[Data for this task]:
########
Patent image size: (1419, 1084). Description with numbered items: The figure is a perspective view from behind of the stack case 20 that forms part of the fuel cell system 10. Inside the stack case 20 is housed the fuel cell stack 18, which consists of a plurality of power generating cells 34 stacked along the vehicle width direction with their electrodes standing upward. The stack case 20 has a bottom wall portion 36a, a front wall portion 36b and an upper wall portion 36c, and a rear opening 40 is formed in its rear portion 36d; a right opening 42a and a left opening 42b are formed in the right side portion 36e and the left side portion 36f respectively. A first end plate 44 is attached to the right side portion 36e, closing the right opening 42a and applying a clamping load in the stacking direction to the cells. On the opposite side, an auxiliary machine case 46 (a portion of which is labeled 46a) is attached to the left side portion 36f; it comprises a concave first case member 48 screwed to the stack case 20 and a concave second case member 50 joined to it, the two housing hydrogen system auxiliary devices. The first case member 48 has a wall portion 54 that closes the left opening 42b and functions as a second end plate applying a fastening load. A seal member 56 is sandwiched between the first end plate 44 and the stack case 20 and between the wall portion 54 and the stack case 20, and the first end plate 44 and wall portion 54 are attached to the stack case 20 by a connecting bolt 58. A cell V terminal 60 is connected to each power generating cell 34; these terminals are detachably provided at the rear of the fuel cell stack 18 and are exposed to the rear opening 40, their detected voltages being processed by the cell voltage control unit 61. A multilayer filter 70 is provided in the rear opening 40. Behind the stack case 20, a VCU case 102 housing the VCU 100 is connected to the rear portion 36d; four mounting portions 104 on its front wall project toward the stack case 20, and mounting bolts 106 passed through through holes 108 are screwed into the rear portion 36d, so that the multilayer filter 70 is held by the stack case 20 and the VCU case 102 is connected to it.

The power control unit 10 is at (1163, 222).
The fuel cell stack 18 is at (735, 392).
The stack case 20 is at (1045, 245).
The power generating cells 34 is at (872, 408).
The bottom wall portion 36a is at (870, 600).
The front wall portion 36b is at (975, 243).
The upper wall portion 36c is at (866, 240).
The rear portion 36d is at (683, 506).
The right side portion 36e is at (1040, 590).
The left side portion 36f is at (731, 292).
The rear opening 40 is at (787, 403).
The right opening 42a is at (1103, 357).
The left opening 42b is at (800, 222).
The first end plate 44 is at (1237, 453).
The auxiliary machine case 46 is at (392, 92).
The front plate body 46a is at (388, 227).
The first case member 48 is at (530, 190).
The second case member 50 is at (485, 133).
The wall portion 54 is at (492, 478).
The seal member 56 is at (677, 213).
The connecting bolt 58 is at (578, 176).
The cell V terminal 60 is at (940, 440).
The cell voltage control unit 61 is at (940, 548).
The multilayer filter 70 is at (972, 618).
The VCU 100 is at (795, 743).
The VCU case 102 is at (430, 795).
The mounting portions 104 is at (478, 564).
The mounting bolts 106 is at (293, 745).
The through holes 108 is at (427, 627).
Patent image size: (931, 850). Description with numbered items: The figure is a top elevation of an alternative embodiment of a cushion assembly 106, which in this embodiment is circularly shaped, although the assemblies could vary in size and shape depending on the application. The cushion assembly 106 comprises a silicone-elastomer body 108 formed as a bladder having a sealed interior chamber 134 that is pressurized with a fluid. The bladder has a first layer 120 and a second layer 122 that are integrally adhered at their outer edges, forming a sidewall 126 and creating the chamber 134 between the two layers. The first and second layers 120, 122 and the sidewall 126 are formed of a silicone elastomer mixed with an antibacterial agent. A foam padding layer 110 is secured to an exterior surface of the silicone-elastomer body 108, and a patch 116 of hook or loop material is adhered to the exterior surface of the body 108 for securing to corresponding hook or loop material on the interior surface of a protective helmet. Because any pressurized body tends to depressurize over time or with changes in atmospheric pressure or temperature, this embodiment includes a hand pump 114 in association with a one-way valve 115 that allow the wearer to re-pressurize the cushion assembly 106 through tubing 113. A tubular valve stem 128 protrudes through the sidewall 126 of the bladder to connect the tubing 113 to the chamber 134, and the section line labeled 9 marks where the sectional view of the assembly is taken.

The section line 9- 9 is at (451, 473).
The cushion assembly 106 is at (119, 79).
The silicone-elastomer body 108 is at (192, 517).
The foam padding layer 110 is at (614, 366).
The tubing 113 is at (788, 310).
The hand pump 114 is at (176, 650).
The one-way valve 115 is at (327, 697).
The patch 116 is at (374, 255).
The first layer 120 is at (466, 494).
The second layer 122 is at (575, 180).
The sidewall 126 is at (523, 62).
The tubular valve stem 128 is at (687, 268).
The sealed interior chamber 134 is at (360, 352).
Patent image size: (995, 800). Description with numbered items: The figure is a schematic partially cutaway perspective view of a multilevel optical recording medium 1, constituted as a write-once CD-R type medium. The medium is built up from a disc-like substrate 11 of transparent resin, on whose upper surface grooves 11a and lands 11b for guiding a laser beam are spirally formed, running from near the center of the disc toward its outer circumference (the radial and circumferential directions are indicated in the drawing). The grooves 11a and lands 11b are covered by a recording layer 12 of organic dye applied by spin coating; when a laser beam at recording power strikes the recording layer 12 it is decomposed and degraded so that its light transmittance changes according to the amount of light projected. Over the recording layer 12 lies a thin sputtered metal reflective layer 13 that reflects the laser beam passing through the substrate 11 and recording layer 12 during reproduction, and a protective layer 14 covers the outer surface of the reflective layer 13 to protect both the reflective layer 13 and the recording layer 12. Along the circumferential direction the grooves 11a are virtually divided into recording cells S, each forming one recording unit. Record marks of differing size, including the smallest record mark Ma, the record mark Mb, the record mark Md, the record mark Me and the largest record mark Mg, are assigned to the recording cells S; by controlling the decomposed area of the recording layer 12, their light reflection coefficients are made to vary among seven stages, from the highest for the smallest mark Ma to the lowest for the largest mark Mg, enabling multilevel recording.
########
[What is expected]: Your answer must be the records above, repeated exactly.

[Your solution]:
Patent image size: (1419, 1084). Description with numbered items: The figure is a perspective view from behind of the stack case 20 that forms part of the fuel cell system 10. Inside the stack case 20 is housed the fuel cell stack 18, which consists of a plurality of power generating cells 34 stacked along the vehicle width direction with their electrodes standing upward. The stack case 20 has a bottom wall portion 36a, a front wall portion 36b and an upper wall portion 36c, and a rear opening 40 is formed in its rear portion 36d; a right opening 42a and a left opening 42b are formed in the right side portion 36e and the left side portion 36f respectively. A first end plate 44 is attached to the right side portion 36e, closing the right opening 42a and applying a clamping load in the stacking direction to the cells. On the opposite side, an auxiliary machine case 46 (a portion of which is labeled 46a) is attached to the left side portion 36f; it comprises a concave first case member 48 screwed to the stack case 20 and a concave second case member 50 joined to it, the two housing hydrogen system auxiliary devices. The first case member 48 has a wall portion 54 that closes the left opening 42b and functions as a second end plate applying a fastening load. A seal member 56 is sandwiched between the first end plate 44 and the stack case 20 and between the wall portion 54 and the stack case 20, and the first end plate 44 and wall portion 54 are attached to the stack case 20 by a connecting bolt 58. A cell V terminal 60 is connected to each power generating cell 34; these terminals are detachably provided at the rear of the fuel cell stack 18 and are exposed to the rear opening 40, their detected voltages being processed by the cell voltage control unit 61. A multilayer filter 70 is provided in the rear opening 40. Behind the stack case 20, a VCU case 102 housing the VCU 100 is connected to the rear portion 36d; four mounting portions 104 on its front wall project toward the stack case 20, and mounting bolts 106 passed through through holes 108 are screwed into the rear portion 36d, so that the multilayer filter 70 is held by the stack case 20 and the VCU case 102 is connected to it.

The power control unit 10 is at (1163, 222).
The fuel cell stack 18 is at (735, 392).
The stack case 20 is at (1045, 245).
The power generating cells 34 is at (872, 408).
The bottom wall portion 36a is at (870, 600).
The front wall portion 36b is at (975, 243).
The upper wall portion 36c is at (866, 240).
The rear portion 36d is at (683, 506).
The right side portion 36e is at (1040, 590).
The left side portion 36f is at (731, 292).
The rear opening 40 is at (787, 403).
The right opening 42a is at (1103, 357).
The left opening 42b is at (800, 222).
The first end plate 44 is at (1237, 453).
The auxiliary machine case 46 is at (392, 92).
The front plate body 46a is at (388, 227).
The first case member 48 is at (530, 190).
The second case member 50 is at (485, 133).
The wall portion 54 is at (492, 478).
The seal member 56 is at (677, 213).
The connecting bolt 58 is at (578, 176).
The cell V terminal 60 is at (940, 440).
The cell voltage control unit 61 is at (940, 548).
The multilayer filter 70 is at (972, 618).
The VCU 100 is at (795, 743).
The VCU case 102 is at (430, 795).
The mounting portions 104 is at (478, 564).
The mounting bolts 106 is at (293, 745).
The through holes 108 is at (427, 627).
Patent image size: (931, 850). Description with numbered items: The figure is a top elevation of an alternative embodiment of a cushion assembly 106, which in this embodiment is circularly shaped, although the assemblies could vary in size and shape depending on the application. The cushion assembly 106 comprises a silicone-elastomer body 108 formed as a bladder having a sealed interior chamber 134 that is pressurized with a fluid. The bladder has a first layer 120 and a second layer 122 that are integrally adhered at their outer edges, forming a sidewall 126 and creating the chamber 134 between the two layers. The first and second layers 120, 122 and the sidewall 126 are formed of a silicone elastomer mixed with an antibacterial agent. A foam padding layer 110 is secured to an exterior surface of the silicone-elastomer body 108, and a patch 116 of hook or loop material is adhered to the exterior surface of the body 108 for securing to corresponding hook or loop material on the interior surface of a protective helmet. Because any pressurized body tends to depressurize over time or with changes in atmospheric pressure or temperature, this embodiment includes a hand pump 114 in association with a one-way valve 115 that allow the wearer to re-pressurize the cushion assembly 106 through tubing 113. A tubular valve stem 128 protrudes through the sidewall 126 of the bladder to connect the tubing 113 to the chamber 134, and the section line labeled 9 marks where the sectional view of the assembly is taken.

The section line 9- 9 is at (451, 473).
The cushion assembly 106 is at (119, 79).
The silicone-elastomer body 108 is at (192, 517).
The foam padding layer 110 is at (614, 366).
The tubing 113 is at (788, 310).
The hand pump 114 is at (176, 650).
The one-way valve 115 is at (327, 697).
The patch 116 is at (374, 255).
The first layer 120 is at (466, 494).
The second layer 122 is at (575, 180).
The sidewall 126 is at (523, 62).
The tubular valve stem 128 is at (687, 268).
The sealed interior chamber 134 is at (360, 352).
Patent image size: (995, 800). Description with numbered items: The figure is a schematic partially cutaway perspective view of a multilevel optical recording medium 1, constituted as a write-once CD-R type medium. The medium is built up from a disc-like substrate 11 of transparent resin, on whose upper surface grooves 11a and lands 11b for guiding a laser beam are spirally formed, running from near the center of the disc toward its outer circumference (the radial and circumferential directions are indicated in the drawing). The grooves 11a and lands 11b are covered by a recording layer 12 of organic dye applied by spin coating; when a laser beam at recording power strikes the recording layer 12 it is decomposed and degraded so that its light transmittance changes according to the amount of light projected. Over the recording layer 12 lies a thin sputtered metal reflective layer 13 that reflects the laser beam passing through the substrate 11 and recording layer 12 during reproduction, and a protective layer 14 covers the outer surface of the reflective layer 13 to protect both the reflective layer 13 and the recording layer 12. Along the circumferential direction the grooves 11a are virtually divided into recording cells S, each forming one recording unit. Record marks of differing size, including the smallest record mark Ma, the record mark Mb, the record mark Md, the record mark Me and the largest record mark Mg, are assigned to the recording cells S; by controlling the decomposed area of the recording layer 12, their light reflection coefficients are made to vary among seven stages, from the highest for the smallest mark Ma to the lowest for the largest mark Mg, enabling multilevel recording.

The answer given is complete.